Problem details. Copy the data lines exactly, starting with the line that contains "slide-header-bar: Nowcasting by" and continuing through the line that contains "461, 257, 596]", with both of those lines included.

Dataset records.
⟨
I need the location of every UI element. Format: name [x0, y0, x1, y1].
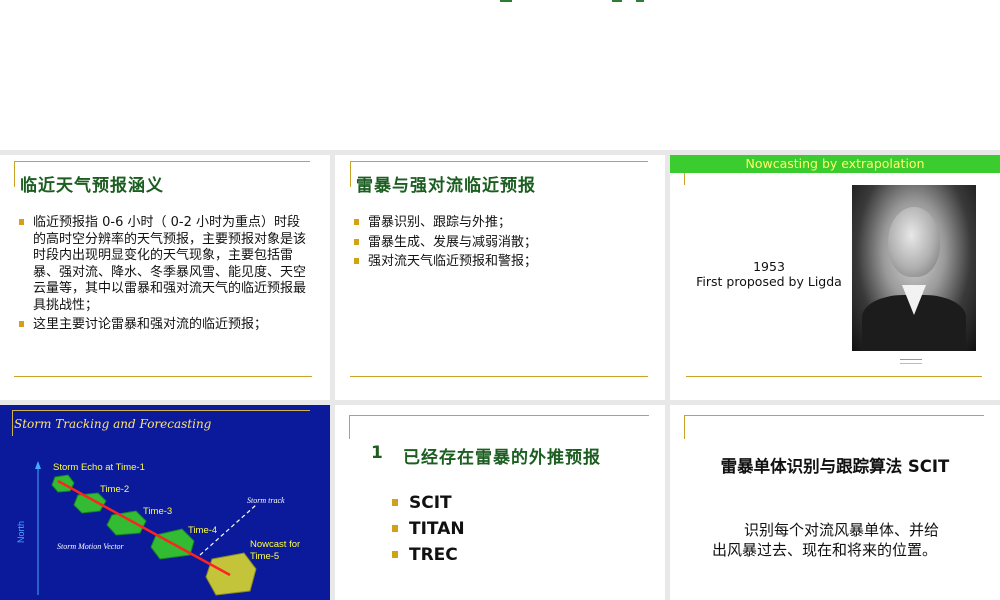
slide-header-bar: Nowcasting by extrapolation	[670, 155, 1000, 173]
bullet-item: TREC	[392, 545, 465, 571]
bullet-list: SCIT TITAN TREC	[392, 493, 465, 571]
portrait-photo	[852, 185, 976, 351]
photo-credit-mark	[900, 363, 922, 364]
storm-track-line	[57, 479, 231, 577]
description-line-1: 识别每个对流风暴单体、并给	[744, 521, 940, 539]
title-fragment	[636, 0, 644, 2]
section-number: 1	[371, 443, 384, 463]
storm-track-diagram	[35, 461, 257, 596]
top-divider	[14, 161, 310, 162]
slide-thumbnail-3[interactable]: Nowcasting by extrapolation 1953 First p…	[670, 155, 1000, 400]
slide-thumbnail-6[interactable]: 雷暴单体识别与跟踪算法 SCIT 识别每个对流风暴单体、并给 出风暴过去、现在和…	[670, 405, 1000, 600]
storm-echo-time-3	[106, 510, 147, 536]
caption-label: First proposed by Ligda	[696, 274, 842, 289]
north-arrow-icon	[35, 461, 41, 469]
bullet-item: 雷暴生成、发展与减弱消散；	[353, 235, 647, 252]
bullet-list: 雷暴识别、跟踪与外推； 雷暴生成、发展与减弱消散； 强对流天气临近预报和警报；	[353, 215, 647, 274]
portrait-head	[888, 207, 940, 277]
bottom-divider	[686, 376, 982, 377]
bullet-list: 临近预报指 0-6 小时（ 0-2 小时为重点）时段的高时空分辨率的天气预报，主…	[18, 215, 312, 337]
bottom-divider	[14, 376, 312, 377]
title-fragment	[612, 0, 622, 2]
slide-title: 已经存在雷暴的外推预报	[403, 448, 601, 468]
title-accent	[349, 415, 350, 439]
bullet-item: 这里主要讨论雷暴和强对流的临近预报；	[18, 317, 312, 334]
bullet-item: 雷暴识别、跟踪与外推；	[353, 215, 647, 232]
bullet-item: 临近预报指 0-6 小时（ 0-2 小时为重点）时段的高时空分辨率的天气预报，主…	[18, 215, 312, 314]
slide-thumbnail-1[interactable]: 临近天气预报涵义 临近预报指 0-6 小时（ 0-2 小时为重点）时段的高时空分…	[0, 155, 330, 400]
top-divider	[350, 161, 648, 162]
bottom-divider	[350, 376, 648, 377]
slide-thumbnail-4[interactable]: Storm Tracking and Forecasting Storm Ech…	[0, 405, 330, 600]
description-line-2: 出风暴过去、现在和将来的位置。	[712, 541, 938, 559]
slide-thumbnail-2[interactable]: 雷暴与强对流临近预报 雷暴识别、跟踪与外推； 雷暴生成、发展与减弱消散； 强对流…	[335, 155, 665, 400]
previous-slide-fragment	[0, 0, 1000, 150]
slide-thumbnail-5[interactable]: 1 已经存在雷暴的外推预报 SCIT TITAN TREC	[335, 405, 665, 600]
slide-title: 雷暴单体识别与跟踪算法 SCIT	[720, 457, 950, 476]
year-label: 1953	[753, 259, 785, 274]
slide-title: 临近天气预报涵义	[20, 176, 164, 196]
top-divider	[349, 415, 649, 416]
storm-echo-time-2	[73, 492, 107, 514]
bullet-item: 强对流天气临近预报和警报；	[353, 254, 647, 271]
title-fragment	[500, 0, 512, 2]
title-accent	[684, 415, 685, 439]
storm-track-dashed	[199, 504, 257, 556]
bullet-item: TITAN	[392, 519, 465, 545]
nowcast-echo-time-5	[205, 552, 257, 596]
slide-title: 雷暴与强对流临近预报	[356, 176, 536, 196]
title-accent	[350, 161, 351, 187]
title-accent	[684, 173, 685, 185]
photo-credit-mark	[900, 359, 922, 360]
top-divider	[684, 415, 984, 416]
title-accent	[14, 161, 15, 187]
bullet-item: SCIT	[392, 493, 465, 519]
⟩
⟨
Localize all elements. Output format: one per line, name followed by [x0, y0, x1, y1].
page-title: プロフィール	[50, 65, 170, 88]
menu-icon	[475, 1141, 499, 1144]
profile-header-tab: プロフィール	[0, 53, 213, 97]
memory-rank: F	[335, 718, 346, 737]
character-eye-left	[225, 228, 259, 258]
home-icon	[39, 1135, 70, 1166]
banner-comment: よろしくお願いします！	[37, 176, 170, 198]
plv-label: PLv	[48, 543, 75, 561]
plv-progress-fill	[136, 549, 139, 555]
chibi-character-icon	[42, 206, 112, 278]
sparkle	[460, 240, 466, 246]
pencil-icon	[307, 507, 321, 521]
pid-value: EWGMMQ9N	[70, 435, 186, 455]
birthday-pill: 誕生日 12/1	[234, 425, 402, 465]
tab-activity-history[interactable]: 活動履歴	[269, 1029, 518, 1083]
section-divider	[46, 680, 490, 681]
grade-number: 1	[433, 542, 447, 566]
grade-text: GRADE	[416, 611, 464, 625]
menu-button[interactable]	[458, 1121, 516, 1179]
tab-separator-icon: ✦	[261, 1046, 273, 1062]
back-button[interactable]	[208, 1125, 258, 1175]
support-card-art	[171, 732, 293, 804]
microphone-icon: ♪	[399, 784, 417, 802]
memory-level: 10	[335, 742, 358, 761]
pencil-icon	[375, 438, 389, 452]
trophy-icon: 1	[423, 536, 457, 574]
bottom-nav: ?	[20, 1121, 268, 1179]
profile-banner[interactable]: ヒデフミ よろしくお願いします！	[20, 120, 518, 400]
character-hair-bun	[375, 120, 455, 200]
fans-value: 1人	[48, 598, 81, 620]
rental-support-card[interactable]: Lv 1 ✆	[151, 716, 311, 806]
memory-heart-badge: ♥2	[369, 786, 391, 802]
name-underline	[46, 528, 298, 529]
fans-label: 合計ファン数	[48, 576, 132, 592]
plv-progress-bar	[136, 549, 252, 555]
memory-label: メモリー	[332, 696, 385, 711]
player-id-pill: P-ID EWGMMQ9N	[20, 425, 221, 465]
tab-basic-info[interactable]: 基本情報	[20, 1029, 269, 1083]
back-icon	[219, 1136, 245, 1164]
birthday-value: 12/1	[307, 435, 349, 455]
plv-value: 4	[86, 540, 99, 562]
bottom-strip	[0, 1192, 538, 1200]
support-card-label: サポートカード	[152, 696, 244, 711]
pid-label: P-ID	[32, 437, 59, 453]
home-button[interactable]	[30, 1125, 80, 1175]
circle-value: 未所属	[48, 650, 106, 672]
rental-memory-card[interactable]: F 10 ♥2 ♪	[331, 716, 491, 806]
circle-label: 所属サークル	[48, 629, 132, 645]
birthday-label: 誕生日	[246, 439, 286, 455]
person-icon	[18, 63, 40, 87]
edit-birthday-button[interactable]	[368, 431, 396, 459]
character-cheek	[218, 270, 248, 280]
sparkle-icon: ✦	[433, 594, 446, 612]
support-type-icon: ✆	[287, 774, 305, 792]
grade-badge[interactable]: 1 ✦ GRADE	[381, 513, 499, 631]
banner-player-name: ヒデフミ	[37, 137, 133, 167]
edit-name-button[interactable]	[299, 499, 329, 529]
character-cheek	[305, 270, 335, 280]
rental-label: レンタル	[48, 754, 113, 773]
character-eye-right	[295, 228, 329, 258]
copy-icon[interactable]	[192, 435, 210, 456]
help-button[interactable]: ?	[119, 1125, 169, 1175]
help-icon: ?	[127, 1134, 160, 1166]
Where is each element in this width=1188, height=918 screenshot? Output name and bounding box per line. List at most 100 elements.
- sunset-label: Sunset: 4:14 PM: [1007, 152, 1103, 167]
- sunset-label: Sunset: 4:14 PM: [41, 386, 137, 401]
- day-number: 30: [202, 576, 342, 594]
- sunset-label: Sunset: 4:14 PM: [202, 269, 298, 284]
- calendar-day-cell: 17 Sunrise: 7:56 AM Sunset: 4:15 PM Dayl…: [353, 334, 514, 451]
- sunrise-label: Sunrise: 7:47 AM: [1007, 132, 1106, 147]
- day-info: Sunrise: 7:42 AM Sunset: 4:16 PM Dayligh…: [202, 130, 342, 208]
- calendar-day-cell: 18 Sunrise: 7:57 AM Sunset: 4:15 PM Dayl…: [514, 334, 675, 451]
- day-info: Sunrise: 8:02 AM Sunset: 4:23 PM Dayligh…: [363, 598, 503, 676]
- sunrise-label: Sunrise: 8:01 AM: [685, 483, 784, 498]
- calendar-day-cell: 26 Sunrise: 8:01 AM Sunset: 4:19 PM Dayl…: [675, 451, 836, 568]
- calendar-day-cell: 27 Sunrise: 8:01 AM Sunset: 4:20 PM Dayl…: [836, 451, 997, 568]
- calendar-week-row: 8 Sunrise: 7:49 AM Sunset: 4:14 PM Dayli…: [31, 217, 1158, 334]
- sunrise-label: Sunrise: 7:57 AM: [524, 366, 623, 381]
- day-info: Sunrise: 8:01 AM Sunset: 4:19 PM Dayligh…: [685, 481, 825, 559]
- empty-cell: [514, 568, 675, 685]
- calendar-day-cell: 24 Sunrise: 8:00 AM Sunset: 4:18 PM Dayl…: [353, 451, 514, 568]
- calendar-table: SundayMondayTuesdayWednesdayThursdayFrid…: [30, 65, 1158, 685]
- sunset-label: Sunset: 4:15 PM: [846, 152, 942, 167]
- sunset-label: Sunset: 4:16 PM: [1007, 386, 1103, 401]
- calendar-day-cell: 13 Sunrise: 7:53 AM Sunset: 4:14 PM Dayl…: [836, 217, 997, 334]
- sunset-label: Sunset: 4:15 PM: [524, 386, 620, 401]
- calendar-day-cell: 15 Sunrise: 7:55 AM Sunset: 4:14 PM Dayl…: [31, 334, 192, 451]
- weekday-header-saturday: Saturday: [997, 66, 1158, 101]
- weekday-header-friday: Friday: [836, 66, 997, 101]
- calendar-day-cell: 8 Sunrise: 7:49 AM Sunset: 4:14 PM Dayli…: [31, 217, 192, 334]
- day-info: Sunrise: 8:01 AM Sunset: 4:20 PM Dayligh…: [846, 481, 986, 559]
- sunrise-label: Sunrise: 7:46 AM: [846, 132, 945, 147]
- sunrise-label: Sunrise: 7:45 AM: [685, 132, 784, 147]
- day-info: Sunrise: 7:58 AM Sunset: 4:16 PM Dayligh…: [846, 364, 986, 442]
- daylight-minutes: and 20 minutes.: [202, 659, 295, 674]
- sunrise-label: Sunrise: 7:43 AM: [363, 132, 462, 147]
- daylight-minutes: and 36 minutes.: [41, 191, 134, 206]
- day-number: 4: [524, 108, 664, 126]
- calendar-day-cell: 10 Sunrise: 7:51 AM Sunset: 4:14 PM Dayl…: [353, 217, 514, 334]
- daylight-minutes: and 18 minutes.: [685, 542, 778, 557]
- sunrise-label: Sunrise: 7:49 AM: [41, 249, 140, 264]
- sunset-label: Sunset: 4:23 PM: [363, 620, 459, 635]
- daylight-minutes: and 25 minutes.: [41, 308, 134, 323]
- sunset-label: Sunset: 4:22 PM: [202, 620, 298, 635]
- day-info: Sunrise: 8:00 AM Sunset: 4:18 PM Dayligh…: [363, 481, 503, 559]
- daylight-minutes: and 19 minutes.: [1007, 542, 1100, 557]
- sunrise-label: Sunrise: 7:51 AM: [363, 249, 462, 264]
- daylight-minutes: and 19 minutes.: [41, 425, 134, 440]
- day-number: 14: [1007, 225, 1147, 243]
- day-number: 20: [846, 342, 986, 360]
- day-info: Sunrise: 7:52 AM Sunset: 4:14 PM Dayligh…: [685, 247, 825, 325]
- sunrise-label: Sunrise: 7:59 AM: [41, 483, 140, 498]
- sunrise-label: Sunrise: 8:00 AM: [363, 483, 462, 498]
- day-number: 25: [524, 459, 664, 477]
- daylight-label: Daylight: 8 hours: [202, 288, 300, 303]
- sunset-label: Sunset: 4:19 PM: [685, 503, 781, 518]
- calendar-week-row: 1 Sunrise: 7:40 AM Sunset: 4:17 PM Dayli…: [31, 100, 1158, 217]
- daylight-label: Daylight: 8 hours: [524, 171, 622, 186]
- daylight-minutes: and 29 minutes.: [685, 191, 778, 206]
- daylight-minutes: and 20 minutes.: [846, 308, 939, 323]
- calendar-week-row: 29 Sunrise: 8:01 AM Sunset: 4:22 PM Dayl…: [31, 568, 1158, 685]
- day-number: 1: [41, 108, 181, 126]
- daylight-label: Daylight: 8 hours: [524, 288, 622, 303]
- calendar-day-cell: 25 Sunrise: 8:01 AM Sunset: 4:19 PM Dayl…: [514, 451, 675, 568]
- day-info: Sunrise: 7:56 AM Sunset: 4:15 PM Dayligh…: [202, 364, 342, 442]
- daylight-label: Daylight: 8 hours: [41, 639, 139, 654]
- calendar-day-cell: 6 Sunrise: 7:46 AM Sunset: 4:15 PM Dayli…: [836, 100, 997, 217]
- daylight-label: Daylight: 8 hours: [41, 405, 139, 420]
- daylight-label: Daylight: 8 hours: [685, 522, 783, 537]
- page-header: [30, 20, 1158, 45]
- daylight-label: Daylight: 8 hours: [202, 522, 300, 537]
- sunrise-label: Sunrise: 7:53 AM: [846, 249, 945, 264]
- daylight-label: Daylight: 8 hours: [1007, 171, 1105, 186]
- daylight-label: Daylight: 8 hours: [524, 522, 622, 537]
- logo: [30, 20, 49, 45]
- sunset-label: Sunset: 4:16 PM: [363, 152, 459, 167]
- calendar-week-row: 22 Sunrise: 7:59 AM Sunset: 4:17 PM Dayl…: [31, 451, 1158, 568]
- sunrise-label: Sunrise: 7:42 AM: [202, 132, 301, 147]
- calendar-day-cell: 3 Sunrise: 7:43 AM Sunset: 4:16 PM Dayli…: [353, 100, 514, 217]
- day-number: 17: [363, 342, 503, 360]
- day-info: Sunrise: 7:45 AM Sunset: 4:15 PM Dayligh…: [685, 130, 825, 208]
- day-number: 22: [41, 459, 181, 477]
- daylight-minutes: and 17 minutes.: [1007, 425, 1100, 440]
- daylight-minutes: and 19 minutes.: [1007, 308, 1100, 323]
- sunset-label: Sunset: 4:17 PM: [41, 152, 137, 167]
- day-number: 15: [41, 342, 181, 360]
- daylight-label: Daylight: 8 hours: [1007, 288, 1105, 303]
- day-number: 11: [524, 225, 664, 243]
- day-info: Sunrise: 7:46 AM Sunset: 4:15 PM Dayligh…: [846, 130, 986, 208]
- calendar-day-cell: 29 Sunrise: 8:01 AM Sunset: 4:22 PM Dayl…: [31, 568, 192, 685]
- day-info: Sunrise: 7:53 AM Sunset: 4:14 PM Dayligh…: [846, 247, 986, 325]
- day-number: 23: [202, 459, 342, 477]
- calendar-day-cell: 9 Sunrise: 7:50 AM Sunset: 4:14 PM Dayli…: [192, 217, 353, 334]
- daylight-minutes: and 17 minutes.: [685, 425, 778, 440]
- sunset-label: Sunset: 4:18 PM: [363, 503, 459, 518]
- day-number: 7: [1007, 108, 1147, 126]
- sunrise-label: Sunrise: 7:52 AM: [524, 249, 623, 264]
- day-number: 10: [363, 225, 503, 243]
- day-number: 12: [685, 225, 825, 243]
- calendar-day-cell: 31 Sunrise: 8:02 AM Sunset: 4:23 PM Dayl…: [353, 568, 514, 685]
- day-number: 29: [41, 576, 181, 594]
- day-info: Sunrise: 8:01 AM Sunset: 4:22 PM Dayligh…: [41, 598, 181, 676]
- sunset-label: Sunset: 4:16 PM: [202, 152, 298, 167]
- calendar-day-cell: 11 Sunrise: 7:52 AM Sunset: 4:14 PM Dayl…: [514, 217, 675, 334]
⟩
⟨
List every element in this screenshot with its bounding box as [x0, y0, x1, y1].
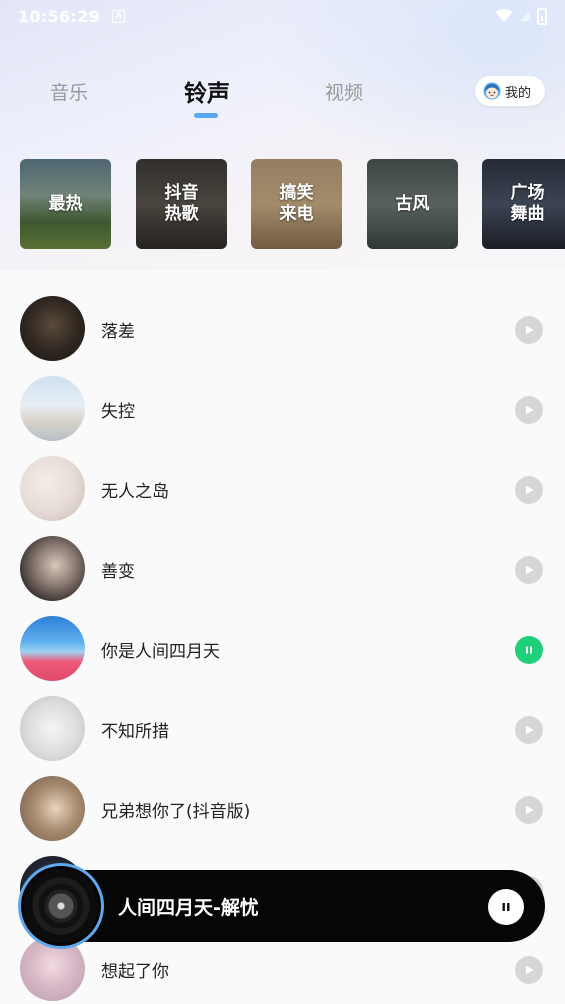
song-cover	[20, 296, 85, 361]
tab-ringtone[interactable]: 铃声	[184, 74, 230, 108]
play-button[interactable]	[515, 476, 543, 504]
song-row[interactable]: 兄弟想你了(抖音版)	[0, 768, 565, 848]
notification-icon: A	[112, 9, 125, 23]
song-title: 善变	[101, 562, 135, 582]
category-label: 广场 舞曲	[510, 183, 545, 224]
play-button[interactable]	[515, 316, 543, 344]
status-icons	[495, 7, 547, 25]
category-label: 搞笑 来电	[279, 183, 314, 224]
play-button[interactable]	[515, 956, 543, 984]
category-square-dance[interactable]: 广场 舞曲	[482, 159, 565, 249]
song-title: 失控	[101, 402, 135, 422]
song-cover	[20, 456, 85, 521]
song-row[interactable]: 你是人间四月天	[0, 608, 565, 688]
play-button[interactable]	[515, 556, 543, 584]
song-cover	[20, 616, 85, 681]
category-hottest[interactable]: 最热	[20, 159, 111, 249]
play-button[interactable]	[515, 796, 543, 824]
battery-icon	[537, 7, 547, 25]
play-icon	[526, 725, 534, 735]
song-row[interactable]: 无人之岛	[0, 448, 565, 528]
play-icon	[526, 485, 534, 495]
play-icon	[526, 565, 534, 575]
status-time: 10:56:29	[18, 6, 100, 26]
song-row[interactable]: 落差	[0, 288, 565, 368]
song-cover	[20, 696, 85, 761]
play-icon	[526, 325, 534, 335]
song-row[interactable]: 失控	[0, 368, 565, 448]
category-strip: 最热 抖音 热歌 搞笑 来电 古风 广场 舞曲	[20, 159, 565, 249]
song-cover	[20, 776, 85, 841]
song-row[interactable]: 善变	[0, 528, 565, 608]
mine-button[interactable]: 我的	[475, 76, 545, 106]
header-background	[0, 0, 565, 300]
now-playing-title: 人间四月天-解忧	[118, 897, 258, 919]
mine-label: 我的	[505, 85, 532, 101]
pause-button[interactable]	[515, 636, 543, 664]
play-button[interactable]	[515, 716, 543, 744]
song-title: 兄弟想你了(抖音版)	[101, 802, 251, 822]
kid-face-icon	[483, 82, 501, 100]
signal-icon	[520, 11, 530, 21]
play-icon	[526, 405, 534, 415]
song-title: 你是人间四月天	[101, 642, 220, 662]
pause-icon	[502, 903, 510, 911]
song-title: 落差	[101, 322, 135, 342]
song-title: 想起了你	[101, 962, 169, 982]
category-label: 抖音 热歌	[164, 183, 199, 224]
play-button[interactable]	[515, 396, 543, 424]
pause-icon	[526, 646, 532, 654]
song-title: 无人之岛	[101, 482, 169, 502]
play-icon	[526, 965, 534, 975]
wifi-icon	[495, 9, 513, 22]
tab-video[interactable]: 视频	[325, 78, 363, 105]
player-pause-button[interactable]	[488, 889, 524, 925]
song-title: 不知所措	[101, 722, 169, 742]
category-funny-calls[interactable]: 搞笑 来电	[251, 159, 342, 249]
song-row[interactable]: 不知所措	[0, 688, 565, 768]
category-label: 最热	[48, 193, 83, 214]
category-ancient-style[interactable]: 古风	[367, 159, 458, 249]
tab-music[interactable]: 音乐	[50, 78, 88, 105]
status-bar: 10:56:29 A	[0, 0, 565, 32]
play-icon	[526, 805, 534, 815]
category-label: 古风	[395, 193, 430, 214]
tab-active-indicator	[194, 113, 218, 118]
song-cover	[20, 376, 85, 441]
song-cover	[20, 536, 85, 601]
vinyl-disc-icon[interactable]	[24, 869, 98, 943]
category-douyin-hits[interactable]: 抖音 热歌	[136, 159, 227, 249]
⟩
Problem solution.
slide-header-bar: Nowcasting by extrapolation	[670, 155, 1000, 173]
bullet-item: TREC	[392, 545, 465, 571]
bullet-list: SCIT TITAN TREC	[392, 493, 465, 571]
portrait-photo	[852, 185, 976, 351]
photo-credit-mark	[900, 363, 922, 364]
storm-track-line	[57, 479, 231, 577]
description-line-1: 识别每个对流风暴单体、并给	[744, 521, 940, 539]
title-fragment	[636, 0, 644, 2]
section-number: 1	[371, 443, 384, 463]
storm-track-diagram	[35, 461, 257, 596]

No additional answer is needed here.